(Stored entries)
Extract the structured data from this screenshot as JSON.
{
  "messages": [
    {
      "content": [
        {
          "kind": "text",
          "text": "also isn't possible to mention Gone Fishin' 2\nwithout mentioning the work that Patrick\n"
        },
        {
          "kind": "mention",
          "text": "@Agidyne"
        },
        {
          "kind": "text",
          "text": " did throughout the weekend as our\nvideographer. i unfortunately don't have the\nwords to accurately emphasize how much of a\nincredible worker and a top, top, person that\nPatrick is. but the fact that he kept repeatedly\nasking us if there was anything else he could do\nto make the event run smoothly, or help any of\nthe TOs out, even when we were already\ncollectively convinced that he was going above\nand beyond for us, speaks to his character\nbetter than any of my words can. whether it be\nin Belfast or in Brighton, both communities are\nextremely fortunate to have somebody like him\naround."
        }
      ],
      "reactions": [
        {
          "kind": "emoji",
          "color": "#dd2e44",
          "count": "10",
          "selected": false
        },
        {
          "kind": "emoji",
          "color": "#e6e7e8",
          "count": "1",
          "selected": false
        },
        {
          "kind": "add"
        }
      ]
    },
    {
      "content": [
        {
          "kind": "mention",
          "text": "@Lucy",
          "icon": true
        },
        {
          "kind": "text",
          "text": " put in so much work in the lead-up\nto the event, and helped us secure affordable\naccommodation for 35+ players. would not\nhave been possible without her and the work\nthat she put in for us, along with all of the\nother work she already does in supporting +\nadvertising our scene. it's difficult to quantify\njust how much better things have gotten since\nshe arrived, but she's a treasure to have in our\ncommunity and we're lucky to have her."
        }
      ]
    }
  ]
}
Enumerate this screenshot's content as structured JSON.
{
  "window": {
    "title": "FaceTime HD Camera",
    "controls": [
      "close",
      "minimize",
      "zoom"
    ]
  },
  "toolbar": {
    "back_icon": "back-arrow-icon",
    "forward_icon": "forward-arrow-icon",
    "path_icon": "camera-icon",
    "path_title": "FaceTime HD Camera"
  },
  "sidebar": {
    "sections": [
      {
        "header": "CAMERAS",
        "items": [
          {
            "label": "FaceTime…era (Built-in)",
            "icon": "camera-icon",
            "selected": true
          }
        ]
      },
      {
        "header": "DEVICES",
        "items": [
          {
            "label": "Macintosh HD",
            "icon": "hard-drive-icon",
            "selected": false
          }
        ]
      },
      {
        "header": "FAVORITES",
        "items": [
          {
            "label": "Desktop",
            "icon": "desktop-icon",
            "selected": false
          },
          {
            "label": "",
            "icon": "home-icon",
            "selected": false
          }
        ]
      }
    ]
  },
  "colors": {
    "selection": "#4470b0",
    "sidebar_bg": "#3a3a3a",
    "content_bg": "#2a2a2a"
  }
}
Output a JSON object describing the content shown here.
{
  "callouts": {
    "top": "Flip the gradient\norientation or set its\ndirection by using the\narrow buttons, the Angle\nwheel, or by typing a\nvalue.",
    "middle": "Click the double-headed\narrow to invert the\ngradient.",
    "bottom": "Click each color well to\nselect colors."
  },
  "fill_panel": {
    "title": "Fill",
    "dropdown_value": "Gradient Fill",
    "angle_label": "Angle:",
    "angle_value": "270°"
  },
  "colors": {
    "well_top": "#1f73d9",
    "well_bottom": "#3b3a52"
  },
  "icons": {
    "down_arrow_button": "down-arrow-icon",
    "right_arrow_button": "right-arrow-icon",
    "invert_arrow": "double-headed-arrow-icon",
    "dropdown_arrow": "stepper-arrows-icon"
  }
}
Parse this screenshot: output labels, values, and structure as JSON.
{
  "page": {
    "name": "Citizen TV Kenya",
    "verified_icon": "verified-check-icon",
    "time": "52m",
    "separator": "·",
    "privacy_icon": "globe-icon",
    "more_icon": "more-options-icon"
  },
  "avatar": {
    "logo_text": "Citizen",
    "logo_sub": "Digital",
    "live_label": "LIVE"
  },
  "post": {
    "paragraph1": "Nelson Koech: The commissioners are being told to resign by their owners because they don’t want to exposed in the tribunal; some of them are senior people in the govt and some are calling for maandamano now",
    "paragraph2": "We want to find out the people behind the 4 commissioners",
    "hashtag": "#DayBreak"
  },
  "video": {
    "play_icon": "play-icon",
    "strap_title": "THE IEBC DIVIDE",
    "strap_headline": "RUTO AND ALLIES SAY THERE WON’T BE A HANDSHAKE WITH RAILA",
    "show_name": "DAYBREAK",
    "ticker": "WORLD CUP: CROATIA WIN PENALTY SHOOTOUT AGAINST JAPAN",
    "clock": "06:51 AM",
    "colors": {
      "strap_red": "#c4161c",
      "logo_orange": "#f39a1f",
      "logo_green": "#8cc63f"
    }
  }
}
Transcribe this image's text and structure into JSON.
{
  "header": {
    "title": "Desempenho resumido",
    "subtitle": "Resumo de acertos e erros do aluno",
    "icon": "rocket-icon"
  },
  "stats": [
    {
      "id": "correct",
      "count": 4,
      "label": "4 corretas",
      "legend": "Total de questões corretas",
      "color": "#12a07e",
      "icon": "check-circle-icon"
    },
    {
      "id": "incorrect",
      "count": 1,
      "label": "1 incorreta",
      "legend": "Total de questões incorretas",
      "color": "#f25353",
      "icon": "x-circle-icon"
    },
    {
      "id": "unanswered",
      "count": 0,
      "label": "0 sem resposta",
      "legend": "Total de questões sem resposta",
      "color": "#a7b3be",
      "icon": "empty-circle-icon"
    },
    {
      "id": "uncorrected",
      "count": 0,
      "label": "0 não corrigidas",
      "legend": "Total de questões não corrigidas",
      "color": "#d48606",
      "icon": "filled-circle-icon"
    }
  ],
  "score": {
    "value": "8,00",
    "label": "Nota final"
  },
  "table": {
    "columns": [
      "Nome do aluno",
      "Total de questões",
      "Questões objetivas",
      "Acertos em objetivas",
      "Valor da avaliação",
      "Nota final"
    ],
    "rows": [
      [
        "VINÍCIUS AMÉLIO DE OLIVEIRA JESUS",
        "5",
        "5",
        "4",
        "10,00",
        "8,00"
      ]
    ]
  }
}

(Brief) Using the data above, output each line exactly.

(Finished task)
Extract the structured data from this screenshot as JSON.
{
  "messages": [
    {
      "content": [
        {
          "kind": "text",
          "text": "also isn't possible to mention Gone Fishin' 2\nwithout mentioning the work that Patrick\n"
        },
        {
          "kind": "mention",
          "text": "@Agidyne"
        },
        {
          "kind": "text",
          "text": " did throughout the weekend as our\nvideographer. i unfortunately don't have the\nwords to accurately emphasize how much of a\nincredible worker and a top, top, person that\nPatrick is. but the fact that he kept repeatedly\nasking us if there was anything else he could do\nto make the event run smoothly, or help any of\nthe TOs out, even when we were already\ncollectively convinced that he was going above\nand beyond for us, speaks to his character\nbetter than any of my words can. whether it be\nin Belfast or in Brighton, both communities are\nextremely fortunate to have somebody like him\naround."
        }
      ],
      "reactions": [
        {
          "kind": "emoji",
          "color": "#dd2e44",
          "count": "10",
          "selected": false
        },
        {
          "kind": "emoji",
          "color": "#e6e7e8",
          "count": "1",
          "selected": false
        },
        {
          "kind": "add"
        }
      ]
    },
    {
      "content": [
        {
          "kind": "mention",
          "text": "@Lucy",
          "icon": true
        },
        {
          "kind": "text",
          "text": " put in so much work in the lead-up\nto the event, and helped us secure affordable\naccommodation for 35+ players. would not\nhave been possible without her and the work\nthat she put in for us, along with all of the\nother work she already does in supporting +\nadvertising our scene. it's difficult to quantify\njust how much better things have gotten since\nshe arrived, but she's a treasure to have in our\ncommunity and we're lucky to have her."
        }
      ]
    }
  ]
}
Enumerate this screenshot's content as structured JSON.
{
  "window": {
    "title": "FaceTime HD Camera",
    "controls": [
      "close",
      "minimize",
      "zoom"
    ]
  },
  "toolbar": {
    "back_icon": "back-arrow-icon",
    "forward_icon": "forward-arrow-icon",
    "path_icon": "camera-icon",
    "path_title": "FaceTime HD Camera"
  },
  "sidebar": {
    "sections": [
      {
        "header": "CAMERAS",
        "items": [
          {
            "label": "FaceTime…era (Built-in)",
            "icon": "camera-icon",
            "selected": true
          }
        ]
      },
      {
        "header": "DEVICES",
        "items": [
          {
            "label": "Macintosh HD",
            "icon": "hard-drive-icon",
            "selected": false
          }
        ]
      },
      {
        "header": "FAVORITES",
        "items": [
          {
            "label": "Desktop",
            "icon": "desktop-icon",
            "selected": false
          },
          {
            "label": "",
            "icon": "home-icon",
            "selected": false
          }
        ]
      }
    ]
  },
  "colors": {
    "selection": "#4470b0",
    "sidebar_bg": "#3a3a3a",
    "content_bg": "#2a2a2a"
  }
}
Output a JSON object describing the content shown here.
{
  "callouts": {
    "top": "Flip the gradient\norientation or set its\ndirection by using the\narrow buttons, the Angle\nwheel, or by typing a\nvalue.",
    "middle": "Click the double-headed\narrow to invert the\ngradient.",
    "bottom": "Click each color well to\nselect colors."
  },
  "fill_panel": {
    "title": "Fill",
    "dropdown_value": "Gradient Fill",
    "angle_label": "Angle:",
    "angle_value": "270°"
  },
  "colors": {
    "well_top": "#1f73d9",
    "well_bottom": "#3b3a52"
  },
  "icons": {
    "down_arrow_button": "down-arrow-icon",
    "right_arrow_button": "right-arrow-icon",
    "invert_arrow": "double-headed-arrow-icon",
    "dropdown_arrow": "stepper-arrows-icon"
  }
}
Parse this screenshot: output labels, values, and structure as JSON.
{
  "page": {
    "name": "Citizen TV Kenya",
    "verified_icon": "verified-check-icon",
    "time": "52m",
    "separator": "·",
    "privacy_icon": "globe-icon",
    "more_icon": "more-options-icon"
  },
  "avatar": {
    "logo_text": "Citizen",
    "logo_sub": "Digital",
    "live_label": "LIVE"
  },
  "post": {
    "paragraph1": "Nelson Koech: The commissioners are being told to resign by their owners because they don’t want to exposed in the tribunal; some of them are senior people in the govt and some are calling for maandamano now",
    "paragraph2": "We want to find out the people behind the 4 commissioners",
    "hashtag": "#DayBreak"
  },
  "video": {
    "play_icon": "play-icon",
    "strap_title": "THE IEBC DIVIDE",
    "strap_headline": "RUTO AND ALLIES SAY THERE WON’T BE A HANDSHAKE WITH RAILA",
    "show_name": "DAYBREAK",
    "ticker": "WORLD CUP: CROATIA WIN PENALTY SHOOTOUT AGAINST JAPAN",
    "clock": "06:51 AM",
    "colors": {
      "strap_red": "#c4161c",
      "logo_orange": "#f39a1f",
      "logo_green": "#8cc63f"
    }
  }
}
Transcribe this image's text and structure into JSON.
{
  "header": {
    "title": "Desempenho resumido",
    "subtitle": "Resumo de acertos e erros do aluno",
    "icon": "rocket-icon"
  },
  "stats": [
    {
      "id": "correct",
      "count": 4,
      "label": "4 corretas",
      "legend": "Total de questões corretas",
      "color": "#12a07e",
      "icon": "check-circle-icon"
    },
    {
      "id": "incorrect",
      "count": 1,
      "label": "1 incorreta",
      "legend": "Total de questões incorretas",
      "color": "#f25353",
      "icon": "x-circle-icon"
    },
    {
      "id": "unanswered",
      "count": 0,
      "label": "0 sem resposta",
      "legend": "Total de questões sem resposta",
      "color": "#a7b3be",
      "icon": "empty-circle-icon"
    },
    {
      "id": "uncorrected",
      "count": 0,
      "label": "0 não corrigidas",
      "legend": "Total de questões não corrigidas",
      "color": "#d48606",
      "icon": "filled-circle-icon"
    }
  ],
  "score": {
    "value": "8,00",
    "label": "Nota final"
  },
  "table": {
    "columns": [
      "Nome do aluno",
      "Total de questões",
      "Questões objetivas",
      "Acertos em objetivas",
      "Valor da avaliação",
      "Nota final"
    ],
    "rows": [
      [
        "VINÍCIUS AMÉLIO DE OLIVEIRA JESUS",
        "5",
        "5",
        "4",
        "10,00",
        "8,00"
      ]
    ]
  }
}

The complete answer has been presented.